TASK DIRECTIONS:
Could you print all the entries exactly?

EXERCISE MATERIAL:
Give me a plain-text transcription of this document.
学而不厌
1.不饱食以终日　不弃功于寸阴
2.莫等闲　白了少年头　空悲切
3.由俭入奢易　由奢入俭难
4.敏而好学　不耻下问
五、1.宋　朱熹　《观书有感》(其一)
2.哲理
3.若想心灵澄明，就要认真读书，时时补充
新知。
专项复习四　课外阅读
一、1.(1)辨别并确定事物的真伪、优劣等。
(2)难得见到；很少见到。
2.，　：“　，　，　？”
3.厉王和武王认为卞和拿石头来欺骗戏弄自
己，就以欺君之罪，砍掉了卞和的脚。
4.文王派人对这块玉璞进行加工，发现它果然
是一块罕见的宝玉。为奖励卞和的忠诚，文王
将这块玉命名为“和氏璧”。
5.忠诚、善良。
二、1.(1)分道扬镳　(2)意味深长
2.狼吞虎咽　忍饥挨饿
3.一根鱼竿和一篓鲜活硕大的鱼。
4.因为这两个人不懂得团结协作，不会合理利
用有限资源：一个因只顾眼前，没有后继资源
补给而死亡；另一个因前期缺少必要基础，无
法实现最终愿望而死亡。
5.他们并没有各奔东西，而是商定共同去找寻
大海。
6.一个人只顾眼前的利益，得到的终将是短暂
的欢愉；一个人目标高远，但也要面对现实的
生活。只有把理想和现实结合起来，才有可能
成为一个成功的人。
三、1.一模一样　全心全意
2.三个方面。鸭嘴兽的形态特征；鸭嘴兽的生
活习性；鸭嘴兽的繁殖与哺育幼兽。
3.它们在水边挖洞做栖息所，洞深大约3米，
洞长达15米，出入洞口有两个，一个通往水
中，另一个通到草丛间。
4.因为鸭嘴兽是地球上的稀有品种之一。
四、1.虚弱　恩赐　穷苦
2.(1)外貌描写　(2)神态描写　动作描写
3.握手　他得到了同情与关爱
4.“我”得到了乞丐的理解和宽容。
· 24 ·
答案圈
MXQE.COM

OUTPUT OF THE EXERCISE:
Give me a plain-text transcription of this document.
学而不厌
1.不饱食以终日　不弃功于寸阴
2.莫等闲　白了少年头　空悲切
3.由俭入奢易　由奢入俭难
4.敏而好学　不耻下问
五、1.宋　朱熹　《观书有感》(其一)
2.哲理
3.若想心灵澄明，就要认真读书，时时补充
新知。
专项复习四　课外阅读
一、1.(1)辨别并确定事物的真伪、优劣等。
(2)难得见到；很少见到。
2.，　：“　，　，　？”
3.厉王和武王认为卞和拿石头来欺骗戏弄自
己，就以欺君之罪，砍掉了卞和的脚。
4.文王派人对这块玉璞进行加工，发现它果然
是一块罕见的宝玉。为奖励卞和的忠诚，文王
将这块玉命名为“和氏璧”。
5.忠诚、善良。
二、1.(1)分道扬镳　(2)意味深长
2.狼吞虎咽　忍饥挨饿
3.一根鱼竿和一篓鲜活硕大的鱼。
4.因为这两个人不懂得团结协作，不会合理利
用有限资源：一个因只顾眼前，没有后继资源
补给而死亡；另一个因前期缺少必要基础，无
法实现最终愿望而死亡。
5.他们并没有各奔东西，而是商定共同去找寻
大海。
6.一个人只顾眼前的利益，得到的终将是短暂
的欢愉；一个人目标高远，但也要面对现实的
生活。只有把理想和现实结合起来，才有可能
成为一个成功的人。
三、1.一模一样　全心全意
2.三个方面。鸭嘴兽的形态特征；鸭嘴兽的生
活习性；鸭嘴兽的繁殖与哺育幼兽。
3.它们在水边挖洞做栖息所，洞深大约3米，
洞长达15米，出入洞口有两个，一个通往水
中，另一个通到草丛间。
4.因为鸭嘴兽是地球上的稀有品种之一。
四、1.虚弱　恩赐　穷苦
2.(1)外貌描写　(2)神态描写　动作描写
3.握手　他得到了同情与关爱
4.“我”得到了乞丐的理解和宽容。
· 24 ·
答案圈
MXQE.COM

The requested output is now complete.